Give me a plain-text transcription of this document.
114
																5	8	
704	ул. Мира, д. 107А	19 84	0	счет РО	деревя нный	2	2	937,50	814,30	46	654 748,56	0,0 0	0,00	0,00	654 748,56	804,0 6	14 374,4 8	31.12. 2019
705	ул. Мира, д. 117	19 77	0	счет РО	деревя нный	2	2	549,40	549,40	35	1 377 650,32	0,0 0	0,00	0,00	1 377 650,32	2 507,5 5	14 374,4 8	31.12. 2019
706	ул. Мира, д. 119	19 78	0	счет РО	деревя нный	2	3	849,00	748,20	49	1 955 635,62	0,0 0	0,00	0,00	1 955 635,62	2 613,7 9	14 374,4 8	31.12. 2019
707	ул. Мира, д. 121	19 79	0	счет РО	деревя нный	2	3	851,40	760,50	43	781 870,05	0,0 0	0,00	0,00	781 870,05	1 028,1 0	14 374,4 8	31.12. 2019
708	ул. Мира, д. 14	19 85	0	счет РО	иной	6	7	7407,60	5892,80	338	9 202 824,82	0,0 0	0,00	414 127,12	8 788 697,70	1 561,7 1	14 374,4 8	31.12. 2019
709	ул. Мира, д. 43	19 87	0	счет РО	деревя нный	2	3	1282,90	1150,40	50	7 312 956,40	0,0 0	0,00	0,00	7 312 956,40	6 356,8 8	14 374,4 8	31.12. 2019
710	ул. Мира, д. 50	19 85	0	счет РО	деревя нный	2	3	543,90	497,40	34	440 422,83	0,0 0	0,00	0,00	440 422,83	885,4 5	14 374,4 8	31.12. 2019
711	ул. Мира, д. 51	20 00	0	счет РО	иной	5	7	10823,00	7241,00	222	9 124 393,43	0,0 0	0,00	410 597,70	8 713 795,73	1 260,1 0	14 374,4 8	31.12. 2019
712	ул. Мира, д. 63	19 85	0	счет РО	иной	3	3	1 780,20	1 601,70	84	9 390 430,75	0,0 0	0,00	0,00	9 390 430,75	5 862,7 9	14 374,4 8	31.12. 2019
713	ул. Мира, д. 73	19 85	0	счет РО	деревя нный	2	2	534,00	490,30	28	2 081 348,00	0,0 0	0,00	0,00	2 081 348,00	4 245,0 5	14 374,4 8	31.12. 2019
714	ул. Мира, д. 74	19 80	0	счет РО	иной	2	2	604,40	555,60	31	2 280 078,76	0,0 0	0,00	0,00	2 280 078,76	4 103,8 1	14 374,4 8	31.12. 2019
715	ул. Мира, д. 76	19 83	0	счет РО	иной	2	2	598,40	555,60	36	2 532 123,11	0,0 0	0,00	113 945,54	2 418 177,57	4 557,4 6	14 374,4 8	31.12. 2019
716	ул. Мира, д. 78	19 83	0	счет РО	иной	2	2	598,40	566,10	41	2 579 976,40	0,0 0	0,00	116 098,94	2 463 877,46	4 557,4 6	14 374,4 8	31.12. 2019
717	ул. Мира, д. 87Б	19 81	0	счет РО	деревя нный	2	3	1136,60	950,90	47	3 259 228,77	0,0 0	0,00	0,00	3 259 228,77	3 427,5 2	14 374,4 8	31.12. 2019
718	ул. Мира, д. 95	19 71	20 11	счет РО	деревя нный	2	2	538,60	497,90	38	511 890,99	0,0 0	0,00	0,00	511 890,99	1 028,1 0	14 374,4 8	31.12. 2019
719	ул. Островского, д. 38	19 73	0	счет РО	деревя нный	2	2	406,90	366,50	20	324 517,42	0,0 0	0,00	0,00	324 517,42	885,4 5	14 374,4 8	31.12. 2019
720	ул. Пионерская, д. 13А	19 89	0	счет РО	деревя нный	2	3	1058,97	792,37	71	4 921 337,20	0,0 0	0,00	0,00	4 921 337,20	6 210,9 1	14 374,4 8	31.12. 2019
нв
═══
◆ What to do: Copy out the material word for word and line for line.

◆ Problem solution:
Give me a plain-text transcription of this document.
114
																5	8	
704	ул. Мира, д. 107А	19 84	0	счет РО	деревя нный	2	2	937,50	814,30	46	654 748,56	0,0 0	0,00	0,00	654 748,56	804,0 6	14 374,4 8	31.12. 2019
705	ул. Мира, д. 117	19 77	0	счет РО	деревя нный	2	2	549,40	549,40	35	1 377 650,32	0,0 0	0,00	0,00	1 377 650,32	2 507,5 5	14 374,4 8	31.12. 2019
706	ул. Мира, д. 119	19 78	0	счет РО	деревя нный	2	3	849,00	748,20	49	1 955 635,62	0,0 0	0,00	0,00	1 955 635,62	2 613,7 9	14 374,4 8	31.12. 2019
707	ул. Мира, д. 121	19 79	0	счет РО	деревя нный	2	3	851,40	760,50	43	781 870,05	0,0 0	0,00	0,00	781 870,05	1 028,1 0	14 374,4 8	31.12. 2019
708	ул. Мира, д. 14	19 85	0	счет РО	иной	6	7	7407,60	5892,80	338	9 202 824,82	0,0 0	0,00	414 127,12	8 788 697,70	1 561,7 1	14 374,4 8	31.12. 2019
709	ул. Мира, д. 43	19 87	0	счет РО	деревя нный	2	3	1282,90	1150,40	50	7 312 956,40	0,0 0	0,00	0,00	7 312 956,40	6 356,8 8	14 374,4 8	31.12. 2019
710	ул. Мира, д. 50	19 85	0	счет РО	деревя нный	2	3	543,90	497,40	34	440 422,83	0,0 0	0,00	0,00	440 422,83	885,4 5	14 374,4 8	31.12. 2019
711	ул. Мира, д. 51	20 00	0	счет РО	иной	5	7	10823,00	7241,00	222	9 124 393,43	0,0 0	0,00	410 597,70	8 713 795,73	1 260,1 0	14 374,4 8	31.12. 2019
712	ул. Мира, д. 63	19 85	0	счет РО	иной	3	3	1 780,20	1 601,70	84	9 390 430,75	0,0 0	0,00	0,00	9 390 430,75	5 862,7 9	14 374,4 8	31.12. 2019
713	ул. Мира, д. 73	19 85	0	счет РО	деревя нный	2	2	534,00	490,30	28	2 081 348,00	0,0 0	0,00	0,00	2 081 348,00	4 245,0 5	14 374,4 8	31.12. 2019
714	ул. Мира, д. 74	19 80	0	счет РО	иной	2	2	604,40	555,60	31	2 280 078,76	0,0 0	0,00	0,00	2 280 078,76	4 103,8 1	14 374,4 8	31.12. 2019
715	ул. Мира, д. 76	19 83	0	счет РО	иной	2	2	598,40	555,60	36	2 532 123,11	0,0 0	0,00	113 945,54	2 418 177,57	4 557,4 6	14 374,4 8	31.12. 2019
716	ул. Мира, д. 78	19 83	0	счет РО	иной	2	2	598,40	566,10	41	2 579 976,40	0,0 0	0,00	116 098,94	2 463 877,46	4 557,4 6	14 374,4 8	31.12. 2019
717	ул. Мира, д. 87Б	19 81	0	счет РО	деревя нный	2	3	1136,60	950,90	47	3 259 228,77	0,0 0	0,00	0,00	3 259 228,77	3 427,5 2	14 374,4 8	31.12. 2019
718	ул. Мира, д. 95	19 71	20 11	счет РО	деревя нный	2	2	538,60	497,90	38	511 890,99	0,0 0	0,00	0,00	511 890,99	1 028,1 0	14 374,4 8	31.12. 2019
719	ул. Островского, д. 38	19 73	0	счет РО	деревя нный	2	2	406,90	366,50	20	324 517,42	0,0 0	0,00	0,00	324 517,42	885,4 5	14 374,4 8	31.12. 2019
720	ул. Пионерская, д. 13А	19 89	0	счет РО	деревя нный	2	3	1058,97	792,37	71	4 921 337,20	0,0 0	0,00	0,00	4 921 337,20	6 210,9 1	14 374,4 8	31.12. 2019
нв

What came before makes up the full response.